**Problem description:** Are you able to retype all the records below exactly?

**Material shown:**
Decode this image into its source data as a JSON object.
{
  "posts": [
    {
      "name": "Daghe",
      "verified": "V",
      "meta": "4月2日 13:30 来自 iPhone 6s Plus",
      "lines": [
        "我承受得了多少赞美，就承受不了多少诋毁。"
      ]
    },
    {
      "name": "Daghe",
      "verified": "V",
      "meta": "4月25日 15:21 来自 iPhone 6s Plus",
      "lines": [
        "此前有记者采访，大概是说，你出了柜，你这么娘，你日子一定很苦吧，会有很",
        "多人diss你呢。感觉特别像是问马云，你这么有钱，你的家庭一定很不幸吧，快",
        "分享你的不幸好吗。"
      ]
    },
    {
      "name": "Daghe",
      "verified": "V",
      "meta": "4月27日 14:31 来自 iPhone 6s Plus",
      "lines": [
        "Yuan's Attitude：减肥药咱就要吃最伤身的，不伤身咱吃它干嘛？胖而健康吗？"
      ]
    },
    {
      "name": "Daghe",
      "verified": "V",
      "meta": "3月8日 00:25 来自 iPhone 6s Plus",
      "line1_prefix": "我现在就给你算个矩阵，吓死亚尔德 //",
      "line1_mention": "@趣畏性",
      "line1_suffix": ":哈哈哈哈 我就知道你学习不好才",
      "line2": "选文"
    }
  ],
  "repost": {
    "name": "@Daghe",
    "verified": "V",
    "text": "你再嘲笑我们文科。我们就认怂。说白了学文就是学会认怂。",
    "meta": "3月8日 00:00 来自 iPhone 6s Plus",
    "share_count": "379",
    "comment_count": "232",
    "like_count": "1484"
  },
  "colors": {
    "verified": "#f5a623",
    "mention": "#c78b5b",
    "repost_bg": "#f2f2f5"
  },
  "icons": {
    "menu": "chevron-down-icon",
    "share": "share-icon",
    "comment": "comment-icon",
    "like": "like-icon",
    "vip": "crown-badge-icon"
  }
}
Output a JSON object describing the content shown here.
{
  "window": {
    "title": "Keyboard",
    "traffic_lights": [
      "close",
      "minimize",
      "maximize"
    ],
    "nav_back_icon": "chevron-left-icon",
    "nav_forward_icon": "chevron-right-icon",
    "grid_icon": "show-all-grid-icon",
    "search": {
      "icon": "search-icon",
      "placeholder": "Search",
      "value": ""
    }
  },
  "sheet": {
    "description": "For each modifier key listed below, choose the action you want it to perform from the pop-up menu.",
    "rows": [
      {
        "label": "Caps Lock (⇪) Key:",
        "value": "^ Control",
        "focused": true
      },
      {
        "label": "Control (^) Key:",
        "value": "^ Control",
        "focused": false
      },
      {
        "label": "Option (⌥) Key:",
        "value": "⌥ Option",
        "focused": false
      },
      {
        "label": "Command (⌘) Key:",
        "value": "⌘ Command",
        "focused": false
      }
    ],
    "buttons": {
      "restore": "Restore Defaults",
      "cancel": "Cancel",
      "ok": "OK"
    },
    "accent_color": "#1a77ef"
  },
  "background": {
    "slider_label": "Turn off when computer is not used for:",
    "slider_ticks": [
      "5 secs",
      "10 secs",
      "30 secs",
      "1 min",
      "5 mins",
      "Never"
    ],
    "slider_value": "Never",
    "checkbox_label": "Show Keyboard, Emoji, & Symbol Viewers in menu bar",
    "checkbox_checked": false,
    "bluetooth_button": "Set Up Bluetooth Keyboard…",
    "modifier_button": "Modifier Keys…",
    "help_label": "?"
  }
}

**Correct result:**
Decode this image into its source data as a JSON object.
{
  "posts": [
    {
      "name": "Daghe",
      "verified": "V",
      "meta": "4月2日 13:30 来自 iPhone 6s Plus",
      "lines": [
        "我承受得了多少赞美，就承受不了多少诋毁。"
      ]
    },
    {
      "name": "Daghe",
      "verified": "V",
      "meta": "4月25日 15:21 来自 iPhone 6s Plus",
      "lines": [
        "此前有记者采访，大概是说，你出了柜，你这么娘，你日子一定很苦吧，会有很",
        "多人diss你呢。感觉特别像是问马云，你这么有钱，你的家庭一定很不幸吧，快",
        "分享你的不幸好吗。"
      ]
    },
    {
      "name": "Daghe",
      "verified": "V",
      "meta": "4月27日 14:31 来自 iPhone 6s Plus",
      "lines": [
        "Yuan's Attitude：减肥药咱就要吃最伤身的，不伤身咱吃它干嘛？胖而健康吗？"
      ]
    },
    {
      "name": "Daghe",
      "verified": "V",
      "meta": "3月8日 00:25 来自 iPhone 6s Plus",
      "line1_prefix": "我现在就给你算个矩阵，吓死亚尔德 //",
      "line1_mention": "@趣畏性",
      "line1_suffix": ":哈哈哈哈 我就知道你学习不好才",
      "line2": "选文"
    }
  ],
  "repost": {
    "name": "@Daghe",
    "verified": "V",
    "text": "你再嘲笑我们文科。我们就认怂。说白了学文就是学会认怂。",
    "meta": "3月8日 00:00 来自 iPhone 6s Plus",
    "share_count": "379",
    "comment_count": "232",
    "like_count": "1484"
  },
  "colors": {
    "verified": "#f5a623",
    "mention": "#c78b5b",
    "repost_bg": "#f2f2f5"
  },
  "icons": {
    "menu": "chevron-down-icon",
    "share": "share-icon",
    "comment": "comment-icon",
    "like": "like-icon",
    "vip": "crown-badge-icon"
  }
}
Output a JSON object describing the content shown here.
{
  "window": {
    "title": "Keyboard",
    "traffic_lights": [
      "close",
      "minimize",
      "maximize"
    ],
    "nav_back_icon": "chevron-left-icon",
    "nav_forward_icon": "chevron-right-icon",
    "grid_icon": "show-all-grid-icon",
    "search": {
      "icon": "search-icon",
      "placeholder": "Search",
      "value": ""
    }
  },
  "sheet": {
    "description": "For each modifier key listed below, choose the action you want it to perform from the pop-up menu.",
    "rows": [
      {
        "label": "Caps Lock (⇪) Key:",
        "value": "^ Control",
        "focused": true
      },
      {
        "label": "Control (^) Key:",
        "value": "^ Control",
        "focused": false
      },
      {
        "label": "Option (⌥) Key:",
        "value": "⌥ Option",
        "focused": false
      },
      {
        "label": "Command (⌘) Key:",
        "value": "⌘ Command",
        "focused": false
      }
    ],
    "buttons": {
      "restore": "Restore Defaults",
      "cancel": "Cancel",
      "ok": "OK"
    },
    "accent_color": "#1a77ef"
  },
  "background": {
    "slider_label": "Turn off when computer is not used for:",
    "slider_ticks": [
      "5 secs",
      "10 secs",
      "30 secs",
      "1 min",
      "5 mins",
      "Never"
    ],
    "slider_value": "Never",
    "checkbox_label": "Show Keyboard, Emoji, & Symbol Viewers in menu bar",
    "checkbox_checked": false,
    "bluetooth_button": "Set Up Bluetooth Keyboard…",
    "modifier_button": "Modifier Keys…",
    "help_label": "?"
  }
}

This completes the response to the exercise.